> _PASSAGE PROVIDED_
——

Nahh, definitely bullshot.

Montana and New Hampshire have populations that are similar, just over 1 million.

So far in 2022 that have NICS numbers that are almost the same, about 45,000 and 46,000 for MT and NH, and both states have no other legal requirement for a NICS other than a firearms transaction.

But Montana records a 52 percent rate to New Hampshire's 14 percent?

Nahh, not buying that one...that pollster got lied to.

----------


## Invisible Man

I think it might be a typo. New Hampshire's at 41 percent, and somebody flipped the digits to 14.

Here's another source that shows them at 41.

https://worldpopulationreview.com/st...rship-by-state

The data from that one comes from the below RAND study.

https://www.rand.org/pubs/tools/TL354.html

However, all the numbers in the OP are different from this other source, so its data must have come from something else. Most of the time the difference isn't nearly as big as it is for New Hampshire though.

——

> _DIRECTIONS_
1. List each distinct percentage figure stated in the forum thread on state firearm ownership rates.
2. Continue the forum thread on state firearm ownership rates, starting after its final sentence.

——

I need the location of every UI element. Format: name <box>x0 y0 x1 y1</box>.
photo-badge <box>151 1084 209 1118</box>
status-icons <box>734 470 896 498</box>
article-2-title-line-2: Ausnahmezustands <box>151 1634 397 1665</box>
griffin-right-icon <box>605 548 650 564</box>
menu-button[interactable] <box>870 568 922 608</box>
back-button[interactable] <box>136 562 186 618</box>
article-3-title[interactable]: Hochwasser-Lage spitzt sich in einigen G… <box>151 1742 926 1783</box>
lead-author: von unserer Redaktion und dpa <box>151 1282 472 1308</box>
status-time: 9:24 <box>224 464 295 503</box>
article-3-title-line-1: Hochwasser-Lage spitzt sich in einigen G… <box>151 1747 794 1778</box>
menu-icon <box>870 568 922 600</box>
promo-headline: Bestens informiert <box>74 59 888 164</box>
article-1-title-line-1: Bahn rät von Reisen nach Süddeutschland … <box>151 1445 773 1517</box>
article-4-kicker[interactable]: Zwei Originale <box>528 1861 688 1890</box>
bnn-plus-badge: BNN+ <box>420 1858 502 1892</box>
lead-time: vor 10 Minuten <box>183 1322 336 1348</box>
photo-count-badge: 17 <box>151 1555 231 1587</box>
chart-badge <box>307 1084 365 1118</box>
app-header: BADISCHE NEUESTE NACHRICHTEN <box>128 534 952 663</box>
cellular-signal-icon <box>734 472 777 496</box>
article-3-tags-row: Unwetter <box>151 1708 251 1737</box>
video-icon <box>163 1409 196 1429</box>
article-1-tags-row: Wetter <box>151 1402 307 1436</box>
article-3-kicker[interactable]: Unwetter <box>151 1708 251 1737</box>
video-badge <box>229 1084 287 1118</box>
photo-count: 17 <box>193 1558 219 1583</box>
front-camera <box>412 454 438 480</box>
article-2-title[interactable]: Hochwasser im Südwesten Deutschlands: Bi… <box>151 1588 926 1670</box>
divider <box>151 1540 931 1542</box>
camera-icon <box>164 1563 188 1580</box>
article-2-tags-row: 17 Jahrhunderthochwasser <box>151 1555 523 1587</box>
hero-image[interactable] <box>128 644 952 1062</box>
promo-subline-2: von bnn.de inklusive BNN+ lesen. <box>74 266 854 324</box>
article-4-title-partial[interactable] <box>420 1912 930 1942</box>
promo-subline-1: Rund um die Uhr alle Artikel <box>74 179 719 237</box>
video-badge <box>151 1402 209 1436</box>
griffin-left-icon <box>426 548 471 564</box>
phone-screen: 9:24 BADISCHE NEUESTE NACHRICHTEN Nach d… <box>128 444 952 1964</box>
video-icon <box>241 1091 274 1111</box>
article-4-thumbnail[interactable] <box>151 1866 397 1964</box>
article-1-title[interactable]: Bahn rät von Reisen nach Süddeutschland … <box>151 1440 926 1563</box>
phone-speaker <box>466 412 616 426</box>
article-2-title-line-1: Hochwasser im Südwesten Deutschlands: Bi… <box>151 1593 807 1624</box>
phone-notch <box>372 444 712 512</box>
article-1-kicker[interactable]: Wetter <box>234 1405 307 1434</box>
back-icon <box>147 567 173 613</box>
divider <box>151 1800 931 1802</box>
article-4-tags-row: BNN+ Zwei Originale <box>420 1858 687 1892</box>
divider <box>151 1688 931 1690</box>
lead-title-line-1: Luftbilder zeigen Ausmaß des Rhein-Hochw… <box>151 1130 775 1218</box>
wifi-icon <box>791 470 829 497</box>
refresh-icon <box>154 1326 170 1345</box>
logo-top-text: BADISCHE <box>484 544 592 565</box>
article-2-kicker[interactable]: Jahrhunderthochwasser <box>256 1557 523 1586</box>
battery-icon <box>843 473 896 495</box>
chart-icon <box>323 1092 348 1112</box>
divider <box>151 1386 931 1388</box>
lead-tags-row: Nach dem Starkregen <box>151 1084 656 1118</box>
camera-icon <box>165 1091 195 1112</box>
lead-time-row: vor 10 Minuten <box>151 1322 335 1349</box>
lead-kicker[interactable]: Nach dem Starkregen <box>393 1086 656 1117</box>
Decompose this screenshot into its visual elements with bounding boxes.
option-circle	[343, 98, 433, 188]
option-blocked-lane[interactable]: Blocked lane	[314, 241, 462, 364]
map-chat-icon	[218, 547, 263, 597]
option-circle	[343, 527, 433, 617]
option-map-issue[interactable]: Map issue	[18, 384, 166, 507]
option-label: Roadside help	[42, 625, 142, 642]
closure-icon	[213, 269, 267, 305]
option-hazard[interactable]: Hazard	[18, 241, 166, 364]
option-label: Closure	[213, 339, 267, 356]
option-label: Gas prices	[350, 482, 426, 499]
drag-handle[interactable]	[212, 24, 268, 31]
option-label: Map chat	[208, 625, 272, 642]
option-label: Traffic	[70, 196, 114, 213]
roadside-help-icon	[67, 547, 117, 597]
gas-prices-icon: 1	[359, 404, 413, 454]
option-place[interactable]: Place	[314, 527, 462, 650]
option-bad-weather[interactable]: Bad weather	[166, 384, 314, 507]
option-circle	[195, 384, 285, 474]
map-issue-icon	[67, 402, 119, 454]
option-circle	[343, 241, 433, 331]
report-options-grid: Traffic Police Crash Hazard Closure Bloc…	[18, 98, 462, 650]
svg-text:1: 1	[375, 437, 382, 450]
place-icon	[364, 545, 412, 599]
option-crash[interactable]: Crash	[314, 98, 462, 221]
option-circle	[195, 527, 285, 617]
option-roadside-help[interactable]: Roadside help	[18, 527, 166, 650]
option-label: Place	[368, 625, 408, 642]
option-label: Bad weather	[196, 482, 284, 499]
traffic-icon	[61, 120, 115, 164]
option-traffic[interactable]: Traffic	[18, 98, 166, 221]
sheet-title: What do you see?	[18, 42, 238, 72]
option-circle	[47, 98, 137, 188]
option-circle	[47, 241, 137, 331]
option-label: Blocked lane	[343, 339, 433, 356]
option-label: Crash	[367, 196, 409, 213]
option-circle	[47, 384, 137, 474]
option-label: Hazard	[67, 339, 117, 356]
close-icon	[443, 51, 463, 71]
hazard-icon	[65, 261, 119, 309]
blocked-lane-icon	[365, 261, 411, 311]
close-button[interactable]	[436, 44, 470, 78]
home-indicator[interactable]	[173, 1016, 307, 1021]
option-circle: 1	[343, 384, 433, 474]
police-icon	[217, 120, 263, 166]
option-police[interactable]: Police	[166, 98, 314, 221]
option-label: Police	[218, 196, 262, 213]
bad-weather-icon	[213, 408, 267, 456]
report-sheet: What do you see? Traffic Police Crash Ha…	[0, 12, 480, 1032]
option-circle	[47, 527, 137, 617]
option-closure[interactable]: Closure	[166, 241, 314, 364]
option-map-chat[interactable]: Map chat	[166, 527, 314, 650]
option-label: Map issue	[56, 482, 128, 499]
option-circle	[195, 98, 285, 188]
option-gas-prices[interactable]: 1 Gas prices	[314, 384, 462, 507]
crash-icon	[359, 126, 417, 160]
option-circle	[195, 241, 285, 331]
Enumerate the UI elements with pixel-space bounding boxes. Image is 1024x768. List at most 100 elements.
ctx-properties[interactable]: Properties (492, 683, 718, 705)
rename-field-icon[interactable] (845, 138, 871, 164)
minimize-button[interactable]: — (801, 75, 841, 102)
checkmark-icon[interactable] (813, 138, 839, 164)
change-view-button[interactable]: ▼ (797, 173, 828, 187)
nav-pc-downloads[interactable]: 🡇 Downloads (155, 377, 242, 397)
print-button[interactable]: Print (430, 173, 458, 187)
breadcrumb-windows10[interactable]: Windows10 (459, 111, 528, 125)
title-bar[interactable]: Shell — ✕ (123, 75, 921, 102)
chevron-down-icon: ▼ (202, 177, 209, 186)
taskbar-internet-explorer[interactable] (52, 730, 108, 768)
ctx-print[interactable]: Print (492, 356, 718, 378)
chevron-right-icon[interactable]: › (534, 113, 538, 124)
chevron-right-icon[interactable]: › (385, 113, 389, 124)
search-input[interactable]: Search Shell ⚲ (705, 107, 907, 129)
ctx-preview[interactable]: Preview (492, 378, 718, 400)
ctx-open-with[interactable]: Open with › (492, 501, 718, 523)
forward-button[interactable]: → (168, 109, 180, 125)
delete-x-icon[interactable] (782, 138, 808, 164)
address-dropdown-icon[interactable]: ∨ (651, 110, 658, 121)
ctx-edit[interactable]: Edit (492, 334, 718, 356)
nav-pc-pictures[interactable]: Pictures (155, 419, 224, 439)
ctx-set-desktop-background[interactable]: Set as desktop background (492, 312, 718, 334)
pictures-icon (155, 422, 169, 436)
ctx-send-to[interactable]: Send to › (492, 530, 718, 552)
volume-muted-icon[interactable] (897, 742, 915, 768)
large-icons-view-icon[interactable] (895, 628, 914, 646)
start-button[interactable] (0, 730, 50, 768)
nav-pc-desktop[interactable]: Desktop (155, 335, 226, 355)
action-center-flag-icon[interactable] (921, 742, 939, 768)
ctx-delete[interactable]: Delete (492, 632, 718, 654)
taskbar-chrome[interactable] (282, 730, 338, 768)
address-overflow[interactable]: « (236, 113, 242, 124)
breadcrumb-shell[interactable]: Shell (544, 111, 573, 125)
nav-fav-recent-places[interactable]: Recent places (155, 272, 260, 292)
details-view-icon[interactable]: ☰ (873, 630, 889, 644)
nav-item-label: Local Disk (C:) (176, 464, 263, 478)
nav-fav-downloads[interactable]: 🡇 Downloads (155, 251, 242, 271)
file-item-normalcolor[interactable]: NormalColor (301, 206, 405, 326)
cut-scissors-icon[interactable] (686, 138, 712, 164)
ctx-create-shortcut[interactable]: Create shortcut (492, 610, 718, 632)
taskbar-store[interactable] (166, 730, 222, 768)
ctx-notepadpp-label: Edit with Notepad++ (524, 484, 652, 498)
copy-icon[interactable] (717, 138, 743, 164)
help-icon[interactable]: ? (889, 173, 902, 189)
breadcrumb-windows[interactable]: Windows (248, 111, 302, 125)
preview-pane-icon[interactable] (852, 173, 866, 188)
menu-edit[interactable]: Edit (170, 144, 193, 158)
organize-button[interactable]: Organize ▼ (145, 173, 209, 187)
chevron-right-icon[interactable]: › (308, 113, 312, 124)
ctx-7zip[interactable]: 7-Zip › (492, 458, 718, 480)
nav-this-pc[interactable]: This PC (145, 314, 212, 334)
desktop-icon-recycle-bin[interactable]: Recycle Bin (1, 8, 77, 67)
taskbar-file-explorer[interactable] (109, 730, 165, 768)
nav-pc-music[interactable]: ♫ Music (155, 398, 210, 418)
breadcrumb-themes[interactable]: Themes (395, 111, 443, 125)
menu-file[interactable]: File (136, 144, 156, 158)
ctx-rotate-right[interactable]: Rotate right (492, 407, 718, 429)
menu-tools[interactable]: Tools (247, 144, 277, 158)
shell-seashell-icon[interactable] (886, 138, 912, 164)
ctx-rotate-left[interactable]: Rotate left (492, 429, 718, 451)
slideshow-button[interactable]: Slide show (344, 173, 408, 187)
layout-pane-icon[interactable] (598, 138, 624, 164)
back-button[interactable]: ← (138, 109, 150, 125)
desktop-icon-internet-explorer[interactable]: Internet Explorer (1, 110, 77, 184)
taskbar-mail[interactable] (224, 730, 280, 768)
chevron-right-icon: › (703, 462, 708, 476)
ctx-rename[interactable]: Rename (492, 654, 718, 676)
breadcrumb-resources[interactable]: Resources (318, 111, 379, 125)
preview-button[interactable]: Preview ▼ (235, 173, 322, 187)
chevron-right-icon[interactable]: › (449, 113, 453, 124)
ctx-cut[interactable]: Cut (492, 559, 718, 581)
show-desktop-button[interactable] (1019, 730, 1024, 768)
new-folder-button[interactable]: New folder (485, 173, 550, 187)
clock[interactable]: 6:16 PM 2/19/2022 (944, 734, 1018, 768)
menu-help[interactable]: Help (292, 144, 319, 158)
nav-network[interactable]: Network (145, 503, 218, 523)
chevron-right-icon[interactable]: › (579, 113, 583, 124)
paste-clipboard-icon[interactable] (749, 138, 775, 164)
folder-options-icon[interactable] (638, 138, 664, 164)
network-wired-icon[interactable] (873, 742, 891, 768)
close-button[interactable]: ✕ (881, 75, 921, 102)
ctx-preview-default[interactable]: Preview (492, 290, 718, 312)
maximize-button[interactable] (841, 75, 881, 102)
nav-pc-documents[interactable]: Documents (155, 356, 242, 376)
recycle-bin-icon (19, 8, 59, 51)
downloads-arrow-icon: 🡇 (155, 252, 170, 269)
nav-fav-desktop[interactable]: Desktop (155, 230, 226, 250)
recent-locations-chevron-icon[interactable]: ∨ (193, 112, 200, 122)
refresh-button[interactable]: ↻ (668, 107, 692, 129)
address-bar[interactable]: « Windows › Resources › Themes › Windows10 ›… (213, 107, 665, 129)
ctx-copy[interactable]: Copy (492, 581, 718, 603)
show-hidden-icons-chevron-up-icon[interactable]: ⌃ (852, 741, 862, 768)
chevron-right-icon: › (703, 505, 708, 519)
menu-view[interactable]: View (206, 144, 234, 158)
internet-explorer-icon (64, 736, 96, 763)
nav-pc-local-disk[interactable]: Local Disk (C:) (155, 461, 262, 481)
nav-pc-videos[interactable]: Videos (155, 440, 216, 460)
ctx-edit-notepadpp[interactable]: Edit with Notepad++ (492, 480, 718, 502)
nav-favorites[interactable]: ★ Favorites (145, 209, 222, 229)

——

> _THE RESPONSES_
1. 52 percent, 14 percent, 41 percent

2.
----------


## Anti Federalist

> I think it might be a typo. New Hampshire's at 41 percent, and somebody flipped the digits to 14.
> 
> Here's another source that shows them at 41.
> 
> https://worldpopulationreview.com/st...rship-by-state
> 
> The data from that one comes from the below RAND study.
> 
> https://www.rand.org/pubs/tools/TL354.html
> ...


Thanks for the info.

----------


## Anti Globalist

How great it would be if that map showed 100% of the population of each state owned guns.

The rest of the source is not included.